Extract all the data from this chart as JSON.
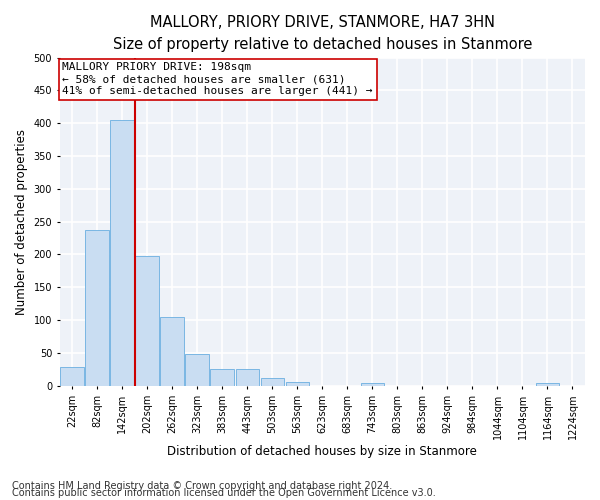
{
  "title": "MALLORY, PRIORY DRIVE, STANMORE, HA7 3HN",
  "subtitle": "Size of property relative to detached houses in Stanmore",
  "xlabel": "Distribution of detached houses by size in Stanmore",
  "ylabel": "Number of detached properties",
  "bin_labels": [
    "22sqm",
    "82sqm",
    "142sqm",
    "202sqm",
    "262sqm",
    "323sqm",
    "383sqm",
    "443sqm",
    "503sqm",
    "563sqm",
    "623sqm",
    "683sqm",
    "743sqm",
    "803sqm",
    "863sqm",
    "924sqm",
    "984sqm",
    "1044sqm",
    "1104sqm",
    "1164sqm",
    "1224sqm"
  ],
  "bar_values": [
    28,
    238,
    405,
    198,
    105,
    48,
    25,
    25,
    12,
    6,
    0,
    0,
    5,
    0,
    0,
    0,
    0,
    0,
    0,
    4,
    0
  ],
  "bar_color": "#c9ddf2",
  "bar_edge_color": "#6aaee0",
  "vline_color": "#cc0000",
  "annotation_title": "MALLORY PRIORY DRIVE: 198sqm",
  "annotation_line2": "← 58% of detached houses are smaller (631)",
  "annotation_line3": "41% of semi-detached houses are larger (441) →",
  "annotation_box_color": "#ffffff",
  "annotation_box_edge": "#cc0000",
  "ylim": [
    0,
    500
  ],
  "yticks": [
    0,
    50,
    100,
    150,
    200,
    250,
    300,
    350,
    400,
    450,
    500
  ],
  "footnote1": "Contains HM Land Registry data © Crown copyright and database right 2024.",
  "footnote2": "Contains public sector information licensed under the Open Government Licence v3.0.",
  "background_color": "#eef2f8",
  "grid_color": "#ffffff",
  "title_fontsize": 10.5,
  "subtitle_fontsize": 9.5,
  "axis_label_fontsize": 8.5,
  "tick_fontsize": 7,
  "annotation_fontsize": 8,
  "footnote_fontsize": 7
}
○ ○ ○ ○ ○ ○ ○
REQUIRED WORK:
Repeat the material above verbatim, with no pictures in the output.

RESULT OF THIS TASK:
Extract all the data from this chart as JSON.
{
  "title": "MALLORY, PRIORY DRIVE, STANMORE, HA7 3HN",
  "subtitle": "Size of property relative to detached houses in Stanmore",
  "xlabel": "Distribution of detached houses by size in Stanmore",
  "ylabel": "Number of detached properties",
  "bin_labels": [
    "22sqm",
    "82sqm",
    "142sqm",
    "202sqm",
    "262sqm",
    "323sqm",
    "383sqm",
    "443sqm",
    "503sqm",
    "563sqm",
    "623sqm",
    "683sqm",
    "743sqm",
    "803sqm",
    "863sqm",
    "924sqm",
    "984sqm",
    "1044sqm",
    "1104sqm",
    "1164sqm",
    "1224sqm"
  ],
  "bar_values": [
    28,
    238,
    405,
    198,
    105,
    48,
    25,
    25,
    12,
    6,
    0,
    0,
    5,
    0,
    0,
    0,
    0,
    0,
    0,
    4,
    0
  ],
  "bar_color": "#c9ddf2",
  "bar_edge_color": "#6aaee0",
  "vline_color": "#cc0000",
  "annotation_title": "MALLORY PRIORY DRIVE: 198sqm",
  "annotation_line2": "← 58% of detached houses are smaller (631)",
  "annotation_line3": "41% of semi-detached houses are larger (441) →",
  "annotation_box_color": "#ffffff",
  "annotation_box_edge": "#cc0000",
  "ylim": [
    0,
    500
  ],
  "yticks": [
    0,
    50,
    100,
    150,
    200,
    250,
    300,
    350,
    400,
    450,
    500
  ],
  "footnote1": "Contains HM Land Registry data © Crown copyright and database right 2024.",
  "footnote2": "Contains public sector information licensed under the Open Government Licence v3.0.",
  "background_color": "#eef2f8",
  "grid_color": "#ffffff",
  "title_fontsize": 10.5,
  "subtitle_fontsize": 9.5,
  "axis_label_fontsize": 8.5,
  "tick_fontsize": 7,
  "annotation_fontsize": 8,
  "footnote_fontsize": 7
}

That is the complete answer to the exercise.